---- Supplied records

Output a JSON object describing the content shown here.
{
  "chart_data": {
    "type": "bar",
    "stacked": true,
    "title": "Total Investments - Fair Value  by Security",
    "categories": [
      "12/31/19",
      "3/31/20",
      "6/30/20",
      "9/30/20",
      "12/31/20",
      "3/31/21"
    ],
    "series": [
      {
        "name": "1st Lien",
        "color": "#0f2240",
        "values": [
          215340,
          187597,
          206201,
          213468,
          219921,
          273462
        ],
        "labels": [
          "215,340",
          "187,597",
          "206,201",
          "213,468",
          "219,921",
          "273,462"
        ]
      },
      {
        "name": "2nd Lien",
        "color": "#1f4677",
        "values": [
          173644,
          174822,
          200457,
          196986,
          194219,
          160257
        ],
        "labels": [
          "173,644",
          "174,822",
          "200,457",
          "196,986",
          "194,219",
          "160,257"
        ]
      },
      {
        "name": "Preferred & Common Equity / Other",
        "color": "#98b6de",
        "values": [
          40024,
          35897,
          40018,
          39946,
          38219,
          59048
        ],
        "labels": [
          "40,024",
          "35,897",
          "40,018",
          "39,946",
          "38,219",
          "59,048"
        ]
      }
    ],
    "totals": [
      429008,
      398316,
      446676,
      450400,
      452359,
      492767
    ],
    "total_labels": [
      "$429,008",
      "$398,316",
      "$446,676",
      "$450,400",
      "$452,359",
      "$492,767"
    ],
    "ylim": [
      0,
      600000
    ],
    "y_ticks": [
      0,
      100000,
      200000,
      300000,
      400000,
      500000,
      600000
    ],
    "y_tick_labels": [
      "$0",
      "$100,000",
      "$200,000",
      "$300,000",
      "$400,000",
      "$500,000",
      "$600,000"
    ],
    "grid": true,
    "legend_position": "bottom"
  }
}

--------

§ What you have to do
Please set down each line of the records exactly as given.

§ Final answer
Output a JSON object describing the content shown here.
{
  "chart_data": {
    "type": "bar",
    "stacked": true,
    "title": "Total Investments - Fair Value  by Security",
    "categories": [
      "12/31/19",
      "3/31/20",
      "6/30/20",
      "9/30/20",
      "12/31/20",
      "3/31/21"
    ],
    "series": [
      {
        "name": "1st Lien",
        "color": "#0f2240",
        "values": [
          215340,
          187597,
          206201,
          213468,
          219921,
          273462
        ],
        "labels": [
          "215,340",
          "187,597",
          "206,201",
          "213,468",
          "219,921",
          "273,462"
        ]
      },
      {
        "name": "2nd Lien",
        "color": "#1f4677",
        "values": [
          173644,
          174822,
          200457,
          196986,
          194219,
          160257
        ],
        "labels": [
          "173,644",
          "174,822",
          "200,457",
          "196,986",
          "194,219",
          "160,257"
        ]
      },
      {
        "name": "Preferred & Common Equity / Other",
        "color": "#98b6de",
        "values": [
          40024,
          35897,
          40018,
          39946,
          38219,
          59048
        ],
        "labels": [
          "40,024",
          "35,897",
          "40,018",
          "39,946",
          "38,219",
          "59,048"
        ]
      }
    ],
    "totals": [
      429008,
      398316,
      446676,
      450400,
      452359,
      492767
    ],
    "total_labels": [
      "$429,008",
      "$398,316",
      "$446,676",
      "$450,400",
      "$452,359",
      "$492,767"
    ],
    "ylim": [
      0,
      600000
    ],
    "y_ticks": [
      0,
      100000,
      200000,
      300000,
      400000,
      500000,
      600000
    ],
    "y_tick_labels": [
      "$0",
      "$100,000",
      "$200,000",
      "$300,000",
      "$400,000",
      "$500,000",
      "$600,000"
    ],
    "grid": true,
    "legend_position": "bottom"
  }
}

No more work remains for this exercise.